● Short problem: Reproduce all lines of the listing below in which the word "name" occurs.

[Figure data in JSON]
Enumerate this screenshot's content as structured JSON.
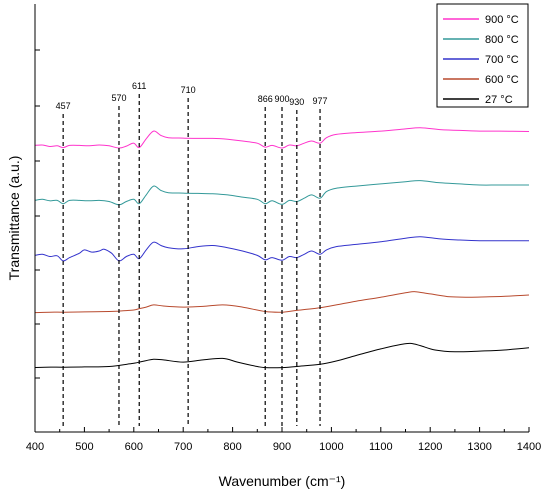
{
  "chart_data": {
    "type": "line",
    "xlabel": "Wavenumber (cm⁻¹)",
    "ylabel": "Transmittance (a.u.)",
    "xlim": [
      400,
      1400
    ],
    "xticks": [
      "400",
      "500",
      "600",
      "700",
      "800",
      "900",
      "1000",
      "1100",
      "1200",
      "1300",
      "1400"
    ],
    "grid": false,
    "legend_position": "top-right",
    "peaks": [
      {
        "label": "457",
        "x": 457
      },
      {
        "label": "570",
        "x": 570
      },
      {
        "label": "611",
        "x": 611
      },
      {
        "label": "710",
        "x": 710
      },
      {
        "label": "866",
        "x": 866
      },
      {
        "label": "900",
        "x": 900
      },
      {
        "label": "930",
        "x": 930
      },
      {
        "label": "977",
        "x": 977
      }
    ],
    "series": [
      {
        "name": "900 °C",
        "color": "#ff33cc",
        "offset": 4,
        "x": [
          400,
          415,
          430,
          445,
          457,
          470,
          490,
          510,
          530,
          550,
          570,
          585,
          600,
          611,
          625,
          640,
          655,
          670,
          700,
          730,
          760,
          790,
          820,
          850,
          866,
          880,
          900,
          915,
          930,
          945,
          960,
          977,
          990,
          1010,
          1050,
          1100,
          1150,
          1180,
          1220,
          1260,
          1300,
          1340,
          1400
        ],
        "y": [
          0.3,
          0.32,
          0.25,
          0.28,
          0.2,
          0.3,
          0.3,
          0.28,
          0.32,
          0.28,
          0.18,
          0.27,
          0.4,
          0.2,
          0.6,
          0.95,
          0.75,
          0.65,
          0.63,
          0.62,
          0.62,
          0.58,
          0.5,
          0.4,
          0.22,
          0.3,
          0.18,
          0.32,
          0.28,
          0.4,
          0.5,
          0.4,
          0.65,
          0.8,
          0.88,
          0.95,
          1.05,
          1.1,
          1.02,
          0.98,
          0.95,
          0.95,
          0.93
        ]
      },
      {
        "name": "800 °C",
        "color": "#339999",
        "offset": 3,
        "x": [
          400,
          415,
          430,
          445,
          457,
          470,
          490,
          510,
          530,
          550,
          570,
          585,
          600,
          611,
          625,
          640,
          655,
          670,
          700,
          730,
          760,
          790,
          820,
          850,
          866,
          880,
          900,
          915,
          930,
          945,
          960,
          977,
          990,
          1010,
          1050,
          1100,
          1150,
          1180,
          1220,
          1260,
          1300,
          1340,
          1400
        ],
        "y": [
          0.3,
          0.35,
          0.28,
          0.3,
          0.15,
          0.3,
          0.3,
          0.28,
          0.3,
          0.25,
          0.1,
          0.25,
          0.35,
          0.15,
          0.55,
          0.95,
          0.75,
          0.65,
          0.63,
          0.62,
          0.6,
          0.55,
          0.45,
          0.35,
          0.15,
          0.28,
          0.12,
          0.3,
          0.25,
          0.4,
          0.55,
          0.4,
          0.7,
          0.85,
          0.95,
          1.05,
          1.15,
          1.2,
          1.1,
          1.05,
          1.0,
          1.0,
          1.0
        ]
      },
      {
        "name": "700 °C",
        "color": "#3333cc",
        "offset": 2,
        "x": [
          400,
          415,
          430,
          445,
          457,
          470,
          490,
          500,
          515,
          530,
          540,
          555,
          570,
          585,
          600,
          611,
          625,
          640,
          655,
          670,
          700,
          730,
          760,
          790,
          820,
          850,
          866,
          880,
          900,
          915,
          930,
          945,
          960,
          977,
          990,
          1010,
          1050,
          1100,
          1150,
          1180,
          1220,
          1260,
          1300,
          1340,
          1400
        ],
        "y": [
          0.3,
          0.35,
          0.25,
          0.28,
          0.05,
          0.2,
          0.4,
          0.55,
          0.45,
          0.5,
          0.58,
          0.4,
          0.05,
          0.25,
          0.35,
          0.15,
          0.55,
          0.9,
          0.75,
          0.65,
          0.6,
          0.7,
          0.75,
          0.65,
          0.5,
          0.3,
          0.1,
          0.2,
          0.08,
          0.25,
          0.2,
          0.35,
          0.5,
          0.35,
          0.55,
          0.7,
          0.8,
          0.92,
          1.08,
          1.15,
          1.05,
          1.0,
          0.97,
          0.97,
          0.97
        ]
      },
      {
        "name": "600 °C",
        "color": "#b84a2e",
        "offset": 1,
        "x": [
          400,
          430,
          457,
          500,
          550,
          570,
          600,
          611,
          625,
          640,
          660,
          700,
          740,
          780,
          820,
          866,
          900,
          930,
          977,
          1010,
          1050,
          1100,
          1150,
          1170,
          1200,
          1240,
          1280,
          1320,
          1360,
          1400
        ],
        "y": [
          0.2,
          0.22,
          0.22,
          0.23,
          0.25,
          0.27,
          0.32,
          0.38,
          0.45,
          0.55,
          0.5,
          0.45,
          0.48,
          0.55,
          0.45,
          0.25,
          0.22,
          0.3,
          0.42,
          0.55,
          0.72,
          0.9,
          1.1,
          1.15,
          1.05,
          0.92,
          0.9,
          0.92,
          0.95,
          1.0
        ]
      },
      {
        "name": "27 °C",
        "color": "#000000",
        "offset": 0,
        "x": [
          400,
          420,
          457,
          500,
          550,
          600,
          611,
          625,
          640,
          660,
          700,
          740,
          780,
          810,
          850,
          866,
          900,
          930,
          977,
          1010,
          1050,
          1100,
          1140,
          1160,
          1180,
          1210,
          1250,
          1300,
          1350,
          1400
        ],
        "y": [
          0.2,
          0.22,
          0.22,
          0.23,
          0.25,
          0.4,
          0.45,
          0.52,
          0.58,
          0.55,
          0.45,
          0.55,
          0.62,
          0.45,
          0.25,
          0.2,
          0.2,
          0.25,
          0.35,
          0.5,
          0.75,
          1.05,
          1.25,
          1.3,
          1.2,
          1.0,
          0.92,
          0.95,
          1.0,
          1.1
        ]
      }
    ]
  }
}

● The result:
        "name": "900 °C",
        "name": "800 °C",
        "name": "700 °C",
        "name": "600 °C",
        "name": "27 °C",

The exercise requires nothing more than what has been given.